_Saved entries_
━━━━━━━━━━━━━━━━━━━━

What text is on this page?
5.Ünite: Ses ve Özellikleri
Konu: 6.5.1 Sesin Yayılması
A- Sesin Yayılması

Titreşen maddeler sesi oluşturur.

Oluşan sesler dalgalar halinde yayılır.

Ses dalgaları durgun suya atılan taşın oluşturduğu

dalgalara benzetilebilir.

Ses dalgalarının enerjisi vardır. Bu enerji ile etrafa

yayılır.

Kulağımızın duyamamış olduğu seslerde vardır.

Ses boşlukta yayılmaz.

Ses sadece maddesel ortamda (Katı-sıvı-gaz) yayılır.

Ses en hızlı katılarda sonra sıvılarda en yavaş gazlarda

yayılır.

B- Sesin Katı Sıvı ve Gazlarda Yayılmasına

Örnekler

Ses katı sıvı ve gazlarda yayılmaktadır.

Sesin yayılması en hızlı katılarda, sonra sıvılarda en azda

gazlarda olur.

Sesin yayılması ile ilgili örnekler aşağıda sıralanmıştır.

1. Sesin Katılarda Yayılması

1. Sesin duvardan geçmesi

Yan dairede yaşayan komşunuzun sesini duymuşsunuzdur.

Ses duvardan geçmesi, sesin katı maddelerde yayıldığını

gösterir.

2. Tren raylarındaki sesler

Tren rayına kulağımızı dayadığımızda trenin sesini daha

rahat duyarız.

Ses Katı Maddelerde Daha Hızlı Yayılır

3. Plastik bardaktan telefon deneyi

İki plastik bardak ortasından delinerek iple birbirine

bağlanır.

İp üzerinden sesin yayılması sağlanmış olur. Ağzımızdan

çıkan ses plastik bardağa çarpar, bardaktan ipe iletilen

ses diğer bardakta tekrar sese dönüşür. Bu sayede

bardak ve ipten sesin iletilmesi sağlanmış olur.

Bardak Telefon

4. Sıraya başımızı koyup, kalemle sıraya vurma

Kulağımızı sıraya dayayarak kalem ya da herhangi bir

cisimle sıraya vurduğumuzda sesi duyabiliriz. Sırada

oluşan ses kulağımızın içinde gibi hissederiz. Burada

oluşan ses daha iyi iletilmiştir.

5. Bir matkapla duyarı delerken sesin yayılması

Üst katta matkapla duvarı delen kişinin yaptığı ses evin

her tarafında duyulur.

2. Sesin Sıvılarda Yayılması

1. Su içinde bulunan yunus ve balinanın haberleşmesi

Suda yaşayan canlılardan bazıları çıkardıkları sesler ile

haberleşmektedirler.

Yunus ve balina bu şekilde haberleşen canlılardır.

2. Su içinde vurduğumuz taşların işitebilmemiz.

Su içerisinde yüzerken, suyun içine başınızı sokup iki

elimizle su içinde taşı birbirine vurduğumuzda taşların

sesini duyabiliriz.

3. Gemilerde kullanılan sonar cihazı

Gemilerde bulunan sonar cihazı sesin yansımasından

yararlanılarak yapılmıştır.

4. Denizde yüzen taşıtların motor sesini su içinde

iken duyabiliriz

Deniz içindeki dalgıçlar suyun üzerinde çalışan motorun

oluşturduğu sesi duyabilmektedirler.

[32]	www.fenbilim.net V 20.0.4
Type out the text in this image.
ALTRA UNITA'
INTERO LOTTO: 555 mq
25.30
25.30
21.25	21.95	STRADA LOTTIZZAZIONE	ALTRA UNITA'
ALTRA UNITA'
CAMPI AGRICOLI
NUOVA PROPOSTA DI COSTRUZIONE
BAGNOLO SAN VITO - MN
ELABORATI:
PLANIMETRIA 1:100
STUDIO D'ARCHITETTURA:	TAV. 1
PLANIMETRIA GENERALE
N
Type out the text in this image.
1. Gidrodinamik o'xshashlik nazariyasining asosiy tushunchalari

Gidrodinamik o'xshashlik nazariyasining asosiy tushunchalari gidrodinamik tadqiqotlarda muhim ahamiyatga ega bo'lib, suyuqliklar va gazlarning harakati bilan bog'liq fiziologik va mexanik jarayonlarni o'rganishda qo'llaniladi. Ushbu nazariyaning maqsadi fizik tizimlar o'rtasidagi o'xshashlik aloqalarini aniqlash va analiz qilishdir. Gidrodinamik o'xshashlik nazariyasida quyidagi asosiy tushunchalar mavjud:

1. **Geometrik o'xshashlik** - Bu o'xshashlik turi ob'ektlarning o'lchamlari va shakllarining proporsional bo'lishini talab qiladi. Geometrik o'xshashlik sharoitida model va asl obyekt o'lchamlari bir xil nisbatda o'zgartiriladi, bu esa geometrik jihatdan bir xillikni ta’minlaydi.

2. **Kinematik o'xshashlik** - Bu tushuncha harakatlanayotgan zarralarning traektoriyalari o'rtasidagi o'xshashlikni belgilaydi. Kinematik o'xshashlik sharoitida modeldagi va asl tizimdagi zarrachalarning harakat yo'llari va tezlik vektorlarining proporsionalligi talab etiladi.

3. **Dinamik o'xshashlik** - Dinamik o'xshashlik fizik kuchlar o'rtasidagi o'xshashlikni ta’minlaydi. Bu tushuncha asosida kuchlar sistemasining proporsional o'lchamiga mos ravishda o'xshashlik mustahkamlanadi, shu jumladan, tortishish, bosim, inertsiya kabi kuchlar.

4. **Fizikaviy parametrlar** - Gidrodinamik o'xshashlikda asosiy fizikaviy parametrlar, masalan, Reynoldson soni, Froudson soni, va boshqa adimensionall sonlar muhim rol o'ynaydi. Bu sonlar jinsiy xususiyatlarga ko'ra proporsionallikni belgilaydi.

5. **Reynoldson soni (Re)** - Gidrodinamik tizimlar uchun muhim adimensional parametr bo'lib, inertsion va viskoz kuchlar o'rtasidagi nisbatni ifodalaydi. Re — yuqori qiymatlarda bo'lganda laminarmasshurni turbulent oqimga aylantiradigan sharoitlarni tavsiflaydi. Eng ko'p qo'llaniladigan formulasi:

━━━━━━━━━━━━━━━━━━━━

_GOAL_
How many of the lines above hold "sağlanmış"? Answer with only the number.

_FULL OUTPUT_
2